● **YOUR TASK**
Set down the data below without change, skipping the pictures it holds.

● **LISTING**
★ ★ ★ ★ ★ ★ ★

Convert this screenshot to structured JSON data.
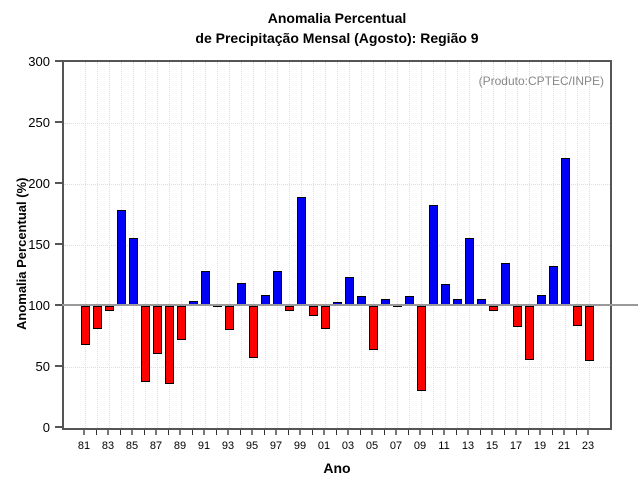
{
  "header": {
    "title_line1": "Anomalia Percentual",
    "title_line2": "de Precipitação Mensal (Agosto): Região 9"
  },
  "annotation": {
    "source": "(Produto:CPTEC/INPE)"
  },
  "chart_data": {
    "type": "bar",
    "title": "Anomalia Percentual de Precipitação Mensal (Agosto): Região 9",
    "xlabel": "Ano",
    "ylabel": "Anomalia Percentual (%)",
    "ylim": [
      0,
      300
    ],
    "yticks": [
      0,
      50,
      100,
      150,
      200,
      250,
      300
    ],
    "baseline": 100,
    "grid": {
      "horizontal": "dotted every 50",
      "vertical": "dotted every year"
    },
    "legend_position": "none",
    "colors": {
      "above_baseline": "#0000f5",
      "below_baseline": "#fb0200",
      "baseline_line": "#9a9a9a",
      "grid_line": "#dddddd",
      "box_border": "#555555"
    },
    "xtick_labeled_years": [
      "81",
      "83",
      "85",
      "87",
      "89",
      "91",
      "93",
      "95",
      "97",
      "99",
      "01",
      "03",
      "05",
      "07",
      "09",
      "11",
      "13",
      "15",
      "17",
      "19",
      "21",
      "23"
    ],
    "categories": [
      "81",
      "82",
      "83",
      "84",
      "85",
      "86",
      "87",
      "88",
      "89",
      "90",
      "91",
      "92",
      "93",
      "94",
      "95",
      "96",
      "97",
      "98",
      "99",
      "00",
      "01",
      "02",
      "03",
      "04",
      "05",
      "06",
      "07",
      "08",
      "09",
      "10",
      "11",
      "12",
      "13",
      "14",
      "15",
      "16",
      "17",
      "18",
      "19",
      "20",
      "21",
      "22",
      "23"
    ],
    "values": [
      68,
      81,
      96,
      179,
      156,
      38,
      61,
      36,
      72,
      104,
      129,
      101,
      80,
      119,
      57,
      109,
      129,
      96,
      189,
      92,
      81,
      103,
      124,
      108,
      64,
      106,
      101,
      108,
      30,
      183,
      118,
      106,
      156,
      106,
      96,
      135,
      83,
      56,
      109,
      133,
      221,
      84,
      55
    ]
  }
}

★ ★ ★ ★ ★ ★ ★

● **RESULT OF THE TASK**
Convert this screenshot to structured JSON data.
{
  "header": {
    "title_line1": "Anomalia Percentual",
    "title_line2": "de Precipitação Mensal (Agosto): Região 9"
  },
  "annotation": {
    "source": "(Produto:CPTEC/INPE)"
  },
  "chart_data": {
    "type": "bar",
    "title": "Anomalia Percentual de Precipitação Mensal (Agosto): Região 9",
    "xlabel": "Ano",
    "ylabel": "Anomalia Percentual (%)",
    "ylim": [
      0,
      300
    ],
    "yticks": [
      0,
      50,
      100,
      150,
      200,
      250,
      300
    ],
    "baseline": 100,
    "grid": {
      "horizontal": "dotted every 50",
      "vertical": "dotted every year"
    },
    "legend_position": "none",
    "colors": {
      "above_baseline": "#0000f5",
      "below_baseline": "#fb0200",
      "baseline_line": "#9a9a9a",
      "grid_line": "#dddddd",
      "box_border": "#555555"
    },
    "xtick_labeled_years": [
      "81",
      "83",
      "85",
      "87",
      "89",
      "91",
      "93",
      "95",
      "97",
      "99",
      "01",
      "03",
      "05",
      "07",
      "09",
      "11",
      "13",
      "15",
      "17",
      "19",
      "21",
      "23"
    ],
    "categories": [
      "81",
      "82",
      "83",
      "84",
      "85",
      "86",
      "87",
      "88",
      "89",
      "90",
      "91",
      "92",
      "93",
      "94",
      "95",
      "96",
      "97",
      "98",
      "99",
      "00",
      "01",
      "02",
      "03",
      "04",
      "05",
      "06",
      "07",
      "08",
      "09",
      "10",
      "11",
      "12",
      "13",
      "14",
      "15",
      "16",
      "17",
      "18",
      "19",
      "20",
      "21",
      "22",
      "23"
    ],
    "values": [
      68,
      81,
      96,
      179,
      156,
      38,
      61,
      36,
      72,
      104,
      129,
      101,
      80,
      119,
      57,
      109,
      129,
      96,
      189,
      92,
      81,
      103,
      124,
      108,
      64,
      106,
      101,
      108,
      30,
      183,
      118,
      106,
      156,
      106,
      96,
      135,
      83,
      56,
      109,
      133,
      221,
      84,
      55
    ]
  }
}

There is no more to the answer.